▶ Trecho do documento:
□ □ □

Contrariando essas diretrizes, na ata da audiência entre a empresa e o Ministério Público do Trabalho, ficou comprovado que o combustível empregado na etapa de secagem do minério fosfato é a biomassa oriunda de florestas nativas, já que a empresa não tem propriedades na área com produção de madeira exótica como pinos, eucalipto ou outras espécies para consumo próprio.

Não é preciso ser um ambientalista fervoroso para enxergar que, se abrissem mão de parte do lucro na cadeia de produção, as indústrias poderiam substituir o uso de madeira nativa por florestas cultivadas ou outras opções ambientalmente mais controladas. Quando decidem alimentar seus fornos comprando madeira com procedência duvidosa, oriunda em alguns casos da exploração degradante do trabalho humano, empresas como a Galvani e a Yara causam consequências sérias – e muitas vezes sem volta – ao território brasileiro.

□ □ □

▶ Enunciado: Prossiga o trecho sobre a queima de madeira nativa na secagem do minério fosfato a partir da frase que termina em "ao território brasileiro".

▶ Dados para análise:
□ □ □

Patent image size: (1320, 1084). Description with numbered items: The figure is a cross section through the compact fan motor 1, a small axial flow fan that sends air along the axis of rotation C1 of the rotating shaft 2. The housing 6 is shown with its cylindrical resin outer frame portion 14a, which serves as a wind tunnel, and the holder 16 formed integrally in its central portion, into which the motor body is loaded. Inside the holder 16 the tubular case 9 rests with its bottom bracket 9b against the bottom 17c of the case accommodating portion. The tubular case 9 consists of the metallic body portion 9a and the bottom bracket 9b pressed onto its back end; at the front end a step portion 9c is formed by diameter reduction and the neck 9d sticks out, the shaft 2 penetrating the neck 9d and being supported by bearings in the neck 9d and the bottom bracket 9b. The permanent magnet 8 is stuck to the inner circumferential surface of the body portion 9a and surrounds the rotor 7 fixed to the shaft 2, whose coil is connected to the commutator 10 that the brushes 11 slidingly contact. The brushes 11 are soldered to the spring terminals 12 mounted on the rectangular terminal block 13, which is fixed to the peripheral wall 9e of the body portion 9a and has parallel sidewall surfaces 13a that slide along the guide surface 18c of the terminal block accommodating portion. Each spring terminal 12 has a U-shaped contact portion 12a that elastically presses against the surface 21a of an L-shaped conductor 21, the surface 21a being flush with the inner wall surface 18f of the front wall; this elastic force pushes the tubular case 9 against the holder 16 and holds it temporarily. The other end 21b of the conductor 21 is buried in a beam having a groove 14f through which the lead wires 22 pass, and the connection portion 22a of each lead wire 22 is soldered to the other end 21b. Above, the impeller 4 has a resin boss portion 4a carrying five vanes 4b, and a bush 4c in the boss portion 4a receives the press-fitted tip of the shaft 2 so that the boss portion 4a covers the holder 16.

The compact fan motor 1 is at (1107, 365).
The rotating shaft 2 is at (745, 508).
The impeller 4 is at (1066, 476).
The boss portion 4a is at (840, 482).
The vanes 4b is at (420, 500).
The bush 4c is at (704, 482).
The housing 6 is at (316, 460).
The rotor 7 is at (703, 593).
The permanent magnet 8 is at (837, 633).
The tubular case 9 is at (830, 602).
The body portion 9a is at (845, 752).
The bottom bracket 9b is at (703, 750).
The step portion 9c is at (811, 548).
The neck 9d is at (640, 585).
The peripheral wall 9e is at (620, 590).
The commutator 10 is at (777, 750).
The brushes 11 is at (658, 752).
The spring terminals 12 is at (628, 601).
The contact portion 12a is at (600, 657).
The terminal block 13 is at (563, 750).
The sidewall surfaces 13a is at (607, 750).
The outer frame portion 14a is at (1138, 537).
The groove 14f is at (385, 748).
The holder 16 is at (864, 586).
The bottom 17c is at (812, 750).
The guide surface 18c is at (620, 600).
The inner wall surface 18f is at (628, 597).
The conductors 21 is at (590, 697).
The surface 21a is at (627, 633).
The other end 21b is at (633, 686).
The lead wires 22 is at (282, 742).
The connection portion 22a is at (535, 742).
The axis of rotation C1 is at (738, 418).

□ □ □

▶ Espaço de resposta:
Passagem para a Vida Silvestre

Corredor Ecológico ligando a Serra da Capivara e a Serra das Confusões, no Piauí, não cumpre a promessa de proteger a região

O Corredor Ecológico Capivara-Confusões foi criado pela ex-ministra do Meio Ambiente Marina Silva em março de 2005. São 412 mil hectares unindo as porções de Caatinga que ligam os parques nacionais da Serra da Capivara (Patrimônio Cultural da Humanidade pela Unesco, com 130 mil hectares) e da Serra das Confusões (a maior reserva de Caatinga do planeta, com 825 mil hectares). O Corredor Ecológico equivale a mais de 400 mil campos de futebol e deveria ser uma espécie de “estrada verde” entre as duas unidades de conservação, ajudando a recuperar e preservar o ambiente natural da região e facilitando a dispersão de vegetais e a circulação de animais de diferentes espécies. A área engloba terras dos municípios piauienses de Caracol, Jurema, Guaribas, Anísio de Abreu, Bonfim, São Raimundo Nonato, São Braz, Tamboril, Canto do Buriti e Brejo do Piauí.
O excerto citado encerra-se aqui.